▶ **PROBLEM**
Set out each line from the following listing that includes the word "深入开展调查研究".

====== MATERIAL FOR THIS TASK

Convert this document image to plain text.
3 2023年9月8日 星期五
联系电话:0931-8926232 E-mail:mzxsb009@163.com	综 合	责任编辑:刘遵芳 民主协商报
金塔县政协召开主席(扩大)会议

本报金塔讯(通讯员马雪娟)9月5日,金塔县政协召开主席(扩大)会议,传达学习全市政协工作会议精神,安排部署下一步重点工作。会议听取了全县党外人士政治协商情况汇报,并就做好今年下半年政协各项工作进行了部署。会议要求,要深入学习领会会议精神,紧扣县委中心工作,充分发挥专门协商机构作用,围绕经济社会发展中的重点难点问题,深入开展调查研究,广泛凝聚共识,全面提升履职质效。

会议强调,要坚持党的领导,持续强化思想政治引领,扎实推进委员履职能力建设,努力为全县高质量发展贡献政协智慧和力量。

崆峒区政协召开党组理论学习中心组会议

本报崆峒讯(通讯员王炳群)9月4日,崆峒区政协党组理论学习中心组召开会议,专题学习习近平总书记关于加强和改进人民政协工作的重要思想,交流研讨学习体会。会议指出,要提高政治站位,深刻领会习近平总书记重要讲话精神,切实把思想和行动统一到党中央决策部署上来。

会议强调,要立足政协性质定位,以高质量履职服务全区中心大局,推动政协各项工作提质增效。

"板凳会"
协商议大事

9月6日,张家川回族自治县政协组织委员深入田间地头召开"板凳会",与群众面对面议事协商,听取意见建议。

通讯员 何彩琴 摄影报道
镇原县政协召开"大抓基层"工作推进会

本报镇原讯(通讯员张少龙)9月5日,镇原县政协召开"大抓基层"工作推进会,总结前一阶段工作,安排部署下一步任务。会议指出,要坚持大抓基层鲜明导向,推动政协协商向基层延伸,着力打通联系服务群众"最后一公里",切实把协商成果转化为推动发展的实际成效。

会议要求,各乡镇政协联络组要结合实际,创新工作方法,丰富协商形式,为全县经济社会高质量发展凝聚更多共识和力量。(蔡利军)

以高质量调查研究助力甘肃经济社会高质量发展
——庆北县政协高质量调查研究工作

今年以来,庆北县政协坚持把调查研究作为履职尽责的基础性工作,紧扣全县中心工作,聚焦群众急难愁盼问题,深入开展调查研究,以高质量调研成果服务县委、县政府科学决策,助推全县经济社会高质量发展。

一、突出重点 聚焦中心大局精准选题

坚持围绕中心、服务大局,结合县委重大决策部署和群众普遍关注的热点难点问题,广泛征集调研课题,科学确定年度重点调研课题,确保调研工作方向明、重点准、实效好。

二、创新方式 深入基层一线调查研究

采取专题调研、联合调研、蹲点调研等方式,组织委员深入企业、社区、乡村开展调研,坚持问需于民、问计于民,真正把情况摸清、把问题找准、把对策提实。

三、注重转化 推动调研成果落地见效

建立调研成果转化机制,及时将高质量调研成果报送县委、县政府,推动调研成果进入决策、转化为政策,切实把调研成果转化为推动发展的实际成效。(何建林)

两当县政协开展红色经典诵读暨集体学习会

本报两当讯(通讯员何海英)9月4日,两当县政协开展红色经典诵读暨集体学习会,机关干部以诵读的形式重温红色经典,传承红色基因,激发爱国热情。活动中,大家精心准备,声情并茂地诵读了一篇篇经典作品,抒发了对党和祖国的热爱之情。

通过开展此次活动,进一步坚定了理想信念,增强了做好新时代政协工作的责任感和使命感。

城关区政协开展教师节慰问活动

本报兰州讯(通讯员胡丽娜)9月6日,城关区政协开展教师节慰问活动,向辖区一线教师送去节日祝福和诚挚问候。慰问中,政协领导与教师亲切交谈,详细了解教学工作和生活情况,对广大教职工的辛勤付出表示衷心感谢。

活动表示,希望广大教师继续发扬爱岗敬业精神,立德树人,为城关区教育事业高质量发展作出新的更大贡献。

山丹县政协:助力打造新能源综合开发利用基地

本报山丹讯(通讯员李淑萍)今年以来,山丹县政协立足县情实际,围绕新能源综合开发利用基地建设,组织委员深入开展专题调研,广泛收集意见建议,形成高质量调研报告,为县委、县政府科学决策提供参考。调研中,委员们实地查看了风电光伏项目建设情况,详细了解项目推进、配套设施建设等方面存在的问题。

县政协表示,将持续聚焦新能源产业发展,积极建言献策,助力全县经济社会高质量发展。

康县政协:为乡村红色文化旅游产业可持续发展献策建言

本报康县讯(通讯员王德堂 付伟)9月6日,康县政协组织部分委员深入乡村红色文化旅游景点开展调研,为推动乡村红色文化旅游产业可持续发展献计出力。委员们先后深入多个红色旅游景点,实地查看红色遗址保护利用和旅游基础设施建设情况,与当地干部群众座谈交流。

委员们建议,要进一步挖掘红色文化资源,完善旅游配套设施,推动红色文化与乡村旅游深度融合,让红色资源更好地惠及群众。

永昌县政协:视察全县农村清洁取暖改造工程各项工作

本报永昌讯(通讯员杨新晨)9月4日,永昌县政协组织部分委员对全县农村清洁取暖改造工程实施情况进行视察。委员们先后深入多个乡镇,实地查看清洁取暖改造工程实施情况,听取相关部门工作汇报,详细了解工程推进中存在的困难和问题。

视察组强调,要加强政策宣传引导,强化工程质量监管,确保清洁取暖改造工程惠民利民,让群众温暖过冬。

============

▶ **ANSWER FOR THIS EXERCISE**
本报金塔讯(通讯员马雪娟)9月5日,金塔县政协召开主席(扩大)会议,传达学习全市政协工作会议精神,安排部署下一步重点工作。会议听取了全县党外人士政治协商情况汇报,并就做好今年下半年政协各项工作进行了部署。会议要求,要深入学习领会会议精神,紧扣县委中心工作,充分发挥专门协商机构作用,围绕经济社会发展中的重点难点问题,深入开展调查研究,广泛凝聚共识,全面提升履职质效。
今年以来,庆北县政协坚持把调查研究作为履职尽责的基础性工作,紧扣全县中心工作,聚焦群众急难愁盼问题,深入开展调查研究,以高质量调研成果服务县委、县政府科学决策,助推全县经济社会高质量发展。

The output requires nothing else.